▸ **TASK DETAILS**
Quote the listing in full, exactly as given, minus any pictures.

▸ **RECORD LIST**
════

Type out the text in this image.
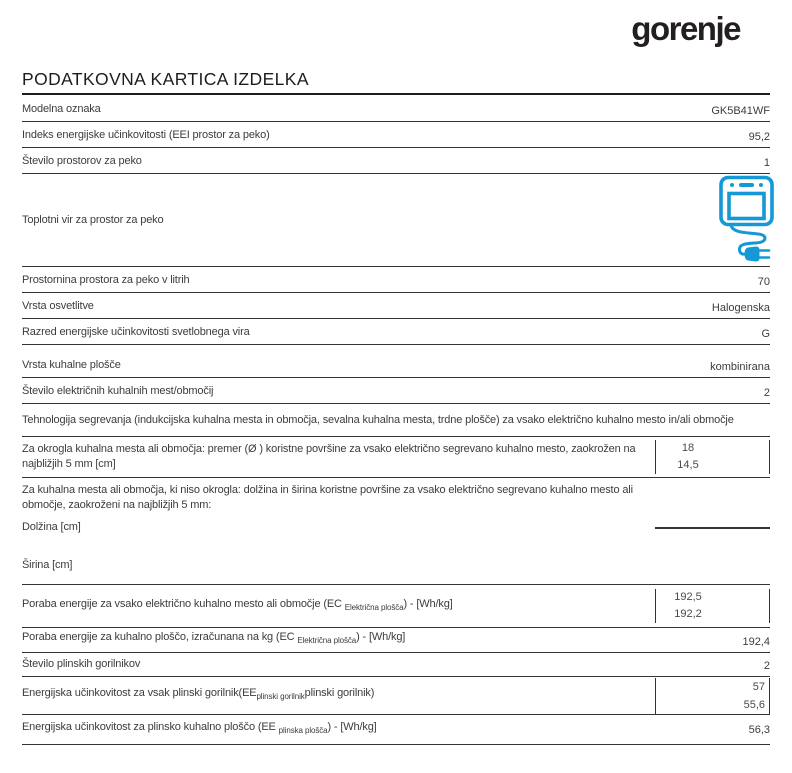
gorenje
PODATKOVNA KARTICA IZDELKA
Modelna oznaka	GK5B41WF
Indeks energijske učinkovitosti (EEI prostor za peko)	95,2
Število prostorov za peko	1
Toplotni vir za prostor za peko
Prostornina prostora za peko v litrih	70
Vrsta osvetlitve	Halogenska
Razred energijske učinkovitosti svetlobnega vira	G
Vrsta kuhalne plošče	kombinirana
Število električnih kuhalnih mest/območij	2
Tehnologija segrevanja (indukcijska kuhalna mesta in območja, sevalna kuhalna mesta, trdne plošče) za vsako električno kuhalno mesto in/ali območje
Za okrogla kuhalna mesta ali območja: premer (Ø ) koristne površine za vsako električno segrevano kuhalno mesto, zaokrožen na najbližjih 5 mm [cm]
18
14,5
Za kuhalna mesta ali območja, ki niso okrogla: dolžina in širina koristne površine za vsako električno segrevano kuhalno mesto ali območje, zaokroženi na najbližjih 5 mm:
Dolžina [cm]
Širina [cm]
Poraba energije za vsako električno kuhalno mesto ali območje (EC $_{Električna plošča}$) - [Wh/kg]
192,5
192,2
Poraba energije za kuhalno ploščo, izračunana na kg (EC $_{Električna plošča}$) - [Wh/kg]	192,4
Število plinskih gorilnikov	2
Energijska učinkovitost za vsak plinski $gorilnik(EE_{plinski gorilnik}plinski$ gorilnik)
57
55,6
Energijska učinkovitost za plinsko kuhalno ploščo (EE $_{plinska plošča}$) - [Wh/kg]	56,3
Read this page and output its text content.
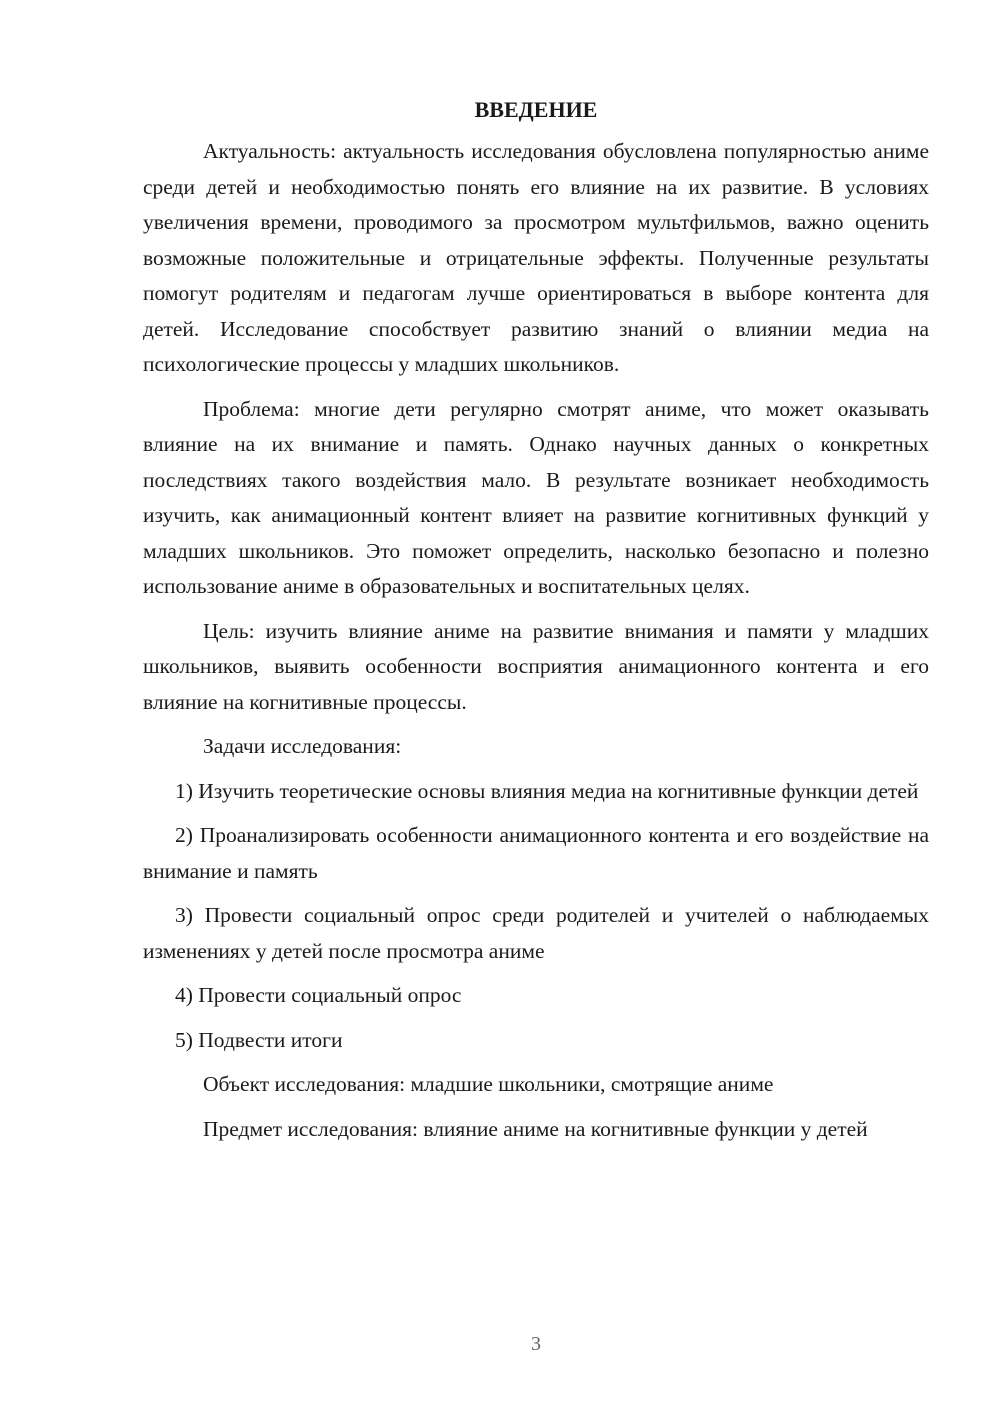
ВВЕДЕНИЕ

Актуальность: актуальность исследования обусловлена популярностью аниме среди детей и необходимостью понять его влияние на их развитие. В условиях увеличения времени, проводимого за просмотром мультфильмов, важно оценить возможные положительные и отрицательные эффекты. Полученные результаты помогут родителям и педагогам лучше ориентироваться в выборе контента для детей. Исследование способствует развитию знаний о влиянии медиа на психологические процессы у младших школьников.

Проблема: многие дети регулярно смотрят аниме, что может оказывать влияние на их внимание и память. Однако научных данных о конкретных последствиях такого воздействия мало. В результате возникает необходимость изучить, как анимационный контент влияет на развитие когнитивных функций у младших школьников. Это поможет определить, насколько безопасно и полезно использование аниме в образовательных и воспитательных целях.

Цель: изучить влияние аниме на развитие внимания и памяти у младших школьников, выявить особенности восприятия анимационного контента и его влияние на когнитивные процессы.

Задачи исследования:

1) Изучить теоретические основы влияния медиа на когнитивные функции детей

2) Проанализировать особенности анимационного контента и его воздействие на внимание и память

3) Провести социальный опрос среди родителей и учителей о наблюдаемых изменениях у детей после просмотра аниме

4) Провести социальный опрос

5) Подвести итоги

Объект исследования: младшие школьники, смотрящие аниме

Предмет исследования: влияние аниме на когнитивные функции у детей

3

════

▸ **ANSWER**
Type out the text in this image.
gorenje
PODATKOVNA KARTICA IZDELKA
Modelna oznaka	GK5B41WF
Indeks energijske učinkovitosti (EEI prostor za peko)	95,2
Število prostorov za peko	1
Toplotni vir za prostor za peko
Prostornina prostora za peko v litrih	70
Vrsta osvetlitve	Halogenska
Razred energijske učinkovitosti svetlobnega vira	G
Vrsta kuhalne plošče	kombinirana
Število električnih kuhalnih mest/območij	2
Tehnologija segrevanja (indukcijska kuhalna mesta in območja, sevalna kuhalna mesta, trdne plošče) za vsako električno kuhalno mesto in/ali območje
Za okrogla kuhalna mesta ali območja: premer (Ø ) koristne površine za vsako električno segrevano kuhalno mesto, zaokrožen na najbližjih 5 mm [cm]
18
14,5
Za kuhalna mesta ali območja, ki niso okrogla: dolžina in širina koristne površine za vsako električno segrevano kuhalno mesto ali območje, zaokroženi na najbližjih 5 mm:
Dolžina [cm]
Širina [cm]
Poraba energije za vsako električno kuhalno mesto ali območje (EC $_{Električna plošča}$) - [Wh/kg]
192,5
192,2
Poraba energije za kuhalno ploščo, izračunana na kg (EC $_{Električna plošča}$) - [Wh/kg]	192,4
Število plinskih gorilnikov	2
Energijska učinkovitost za vsak plinski $gorilnik(EE_{plinski gorilnik}plinski$ gorilnik)
57
55,6
Energijska učinkovitost za plinsko kuhalno ploščo (EE $_{plinska plošča}$) - [Wh/kg]	56,3
Read this page and output its text content.
ВВЕДЕНИЕ

Актуальность: актуальность исследования обусловлена популярностью аниме среди детей и необходимостью понять его влияние на их развитие. В условиях увеличения времени, проводимого за просмотром мультфильмов, важно оценить возможные положительные и отрицательные эффекты. Полученные результаты помогут родителям и педагогам лучше ориентироваться в выборе контента для детей. Исследование способствует развитию знаний о влиянии медиа на психологические процессы у младших школьников.

Проблема: многие дети регулярно смотрят аниме, что может оказывать влияние на их внимание и память. Однако научных данных о конкретных последствиях такого воздействия мало. В результате возникает необходимость изучить, как анимационный контент влияет на развитие когнитивных функций у младших школьников. Это поможет определить, насколько безопасно и полезно использование аниме в образовательных и воспитательных целях.

Цель: изучить влияние аниме на развитие внимания и памяти у младших школьников, выявить особенности восприятия анимационного контента и его влияние на когнитивные процессы.

Задачи исследования:

1) Изучить теоретические основы влияния медиа на когнитивные функции детей

2) Проанализировать особенности анимационного контента и его воздействие на внимание и память

3) Провести социальный опрос среди родителей и учителей о наблюдаемых изменениях у детей после просмотра аниме

4) Провести социальный опрос

5) Подвести итоги

Объект исследования: младшие школьники, смотрящие аниме

Предмет исследования: влияние аниме на когнитивные функции у детей

3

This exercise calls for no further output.